Souvenons-nous toujours de ce qu’ils ont été pour comprendre ce qu’ils sont encore. Si grands que soient leurs avantages, ils ne sont que les débris d’avantages plus grands. Tel évêque ou abbé, tel comte ou duc dont les successeurs font la révérence à Versailles, fut jadis l’égal des Carlovingiens et des premiers Capétiens. Un sire de Montlhéry a tenu en échec le roi Philippe Ier[1]. L’abbé de Saint-Germain-des-Prés a possédé quatre cent trente mille hectares de terre, l’étendue d’un département presque entier. Il ne faut pas s’étonner s’ils sont restés puissants et surtout riches ; rien de plus stable qu’une forme de société. Après huit cents ans, malgré tant de coups de la hache royale et l’immense changement de la culture sociale, la vieille racine féodale dure et végète toujours. On s’en aperçoit d’abord à la distribution de la propriété[2]. Un cinquième du sol est à la couronne et aux communes, un cinquième au tiers état, un cinquième au peuple des campagnes, un cinquième à la noblesse, un cinquième au clergé. Ainsi, si l’on défalque les terres publiques, les

  1. 1. Suger, Vie de Louis VI, chap. viii. — Philippe Ier ne s’était rendu maître du château de Montlhéry qu’en mariant un de ses fils à l’héritière du fief. Il disait à son successeur : « Enfant, sois bien attentif à conserver cette tour dont les vexations m’ont fait vieillir, et dont les fraudes et les trahisons ne m’ont jamais donné paix ni trêve. »
  2. Léonce de Lavergne, les Assemblées provinciales, 19. — Cf. les procès-verbaux imprimés de ces assemblées provinciales, notamment dans les chapitres qui traitent des vingtièmes.
════════════════════
■ OBJECTIF 1:
Énumérez les détenteurs entre lesquels l’extrait répartit le sol, à raison d’un cinquième chacun.
■ OBJECTIF 2:
D’après l’extrait, combien d’hectares de terre l’abbé de Saint-Germain-des-Prés a-t-il possédés ?
■ OBJECTIF 3:
Indiquez si chaque affirmation s’accorde avec l’extrait :
(a) Un sire de Montlhéry a tenu en échec le roi Philippe Ier.
(b) Philippe Ier s’est emparé du château de Montlhéry par un siège.
(c) La noblesse possède un cinquième du sol.
Appuyez-vous uniquement sur l’extrait.

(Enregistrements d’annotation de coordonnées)
════════════════════
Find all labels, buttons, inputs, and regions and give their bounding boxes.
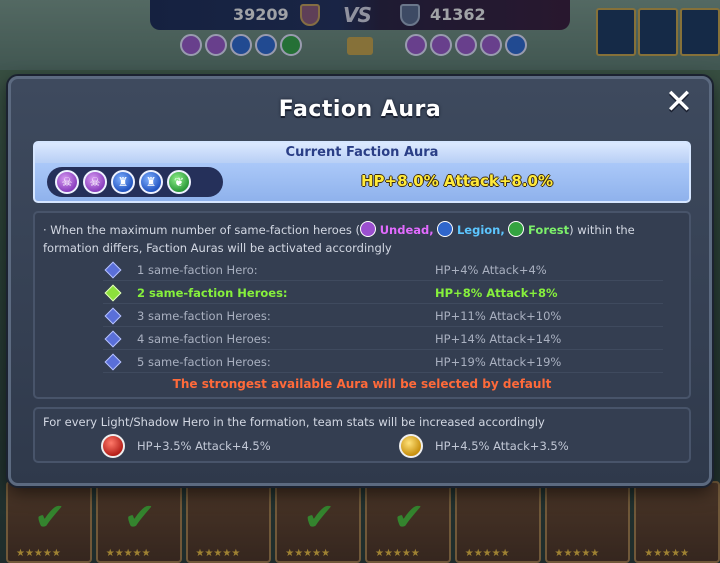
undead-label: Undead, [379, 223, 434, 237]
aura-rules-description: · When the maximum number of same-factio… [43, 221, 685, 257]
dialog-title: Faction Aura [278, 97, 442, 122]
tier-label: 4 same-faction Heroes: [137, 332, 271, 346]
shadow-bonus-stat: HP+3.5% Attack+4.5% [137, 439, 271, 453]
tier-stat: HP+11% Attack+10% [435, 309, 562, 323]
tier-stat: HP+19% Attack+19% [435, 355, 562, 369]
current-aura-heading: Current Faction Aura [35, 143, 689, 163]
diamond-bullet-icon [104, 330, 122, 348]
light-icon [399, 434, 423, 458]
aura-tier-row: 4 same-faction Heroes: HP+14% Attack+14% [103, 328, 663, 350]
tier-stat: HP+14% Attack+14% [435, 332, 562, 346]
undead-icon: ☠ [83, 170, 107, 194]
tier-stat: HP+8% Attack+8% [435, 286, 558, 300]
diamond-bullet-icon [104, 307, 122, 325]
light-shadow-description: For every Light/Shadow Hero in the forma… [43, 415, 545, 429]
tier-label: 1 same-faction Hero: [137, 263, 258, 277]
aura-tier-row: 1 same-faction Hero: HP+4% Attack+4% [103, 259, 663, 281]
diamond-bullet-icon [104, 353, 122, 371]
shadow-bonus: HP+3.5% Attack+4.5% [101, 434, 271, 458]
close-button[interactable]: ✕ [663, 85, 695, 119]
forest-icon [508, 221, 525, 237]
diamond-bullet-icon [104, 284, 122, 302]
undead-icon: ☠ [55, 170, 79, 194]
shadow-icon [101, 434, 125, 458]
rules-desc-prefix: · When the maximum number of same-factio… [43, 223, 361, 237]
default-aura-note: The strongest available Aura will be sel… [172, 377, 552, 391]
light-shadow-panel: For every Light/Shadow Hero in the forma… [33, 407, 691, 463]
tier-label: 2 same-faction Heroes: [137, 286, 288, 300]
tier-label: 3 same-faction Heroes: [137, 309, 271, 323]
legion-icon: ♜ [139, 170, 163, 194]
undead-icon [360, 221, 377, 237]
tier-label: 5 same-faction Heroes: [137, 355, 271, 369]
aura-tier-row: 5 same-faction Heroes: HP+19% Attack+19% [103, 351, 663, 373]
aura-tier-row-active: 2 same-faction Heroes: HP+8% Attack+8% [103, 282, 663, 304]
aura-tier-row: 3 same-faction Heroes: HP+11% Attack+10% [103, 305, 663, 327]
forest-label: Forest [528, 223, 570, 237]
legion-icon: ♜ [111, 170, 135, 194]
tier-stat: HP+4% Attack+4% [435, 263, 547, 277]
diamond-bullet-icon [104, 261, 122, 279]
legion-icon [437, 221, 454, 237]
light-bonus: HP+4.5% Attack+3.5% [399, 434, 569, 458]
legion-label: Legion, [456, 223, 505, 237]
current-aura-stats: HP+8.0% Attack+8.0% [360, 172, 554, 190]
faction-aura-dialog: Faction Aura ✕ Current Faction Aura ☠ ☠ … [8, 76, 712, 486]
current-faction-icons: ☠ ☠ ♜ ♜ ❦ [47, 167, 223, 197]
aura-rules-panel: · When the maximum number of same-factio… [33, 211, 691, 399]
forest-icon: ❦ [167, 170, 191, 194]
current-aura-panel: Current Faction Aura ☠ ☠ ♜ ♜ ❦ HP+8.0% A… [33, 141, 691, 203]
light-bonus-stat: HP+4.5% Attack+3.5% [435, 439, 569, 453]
════════════════════
■ RÉPONSE FINALE 1:
- la couronne et les communes
- le tiers état
- le peuple des campagnes
- la noblesse
- le clergé

■ RÉPONSE FINALE 2:
Quatre cent trente mille hectares.

■ RÉPONSE FINALE 3:
(a) Oui : « Un sire de Montlhéry a tenu en échec le roi Philippe Ier ».
(b) Non : « Philippe Ier ne s’était rendu maître du château de Montlhéry qu’en mariant un de ses fils à l’héritière du fief ».
(c) Oui : « un cinquième à la noblesse ».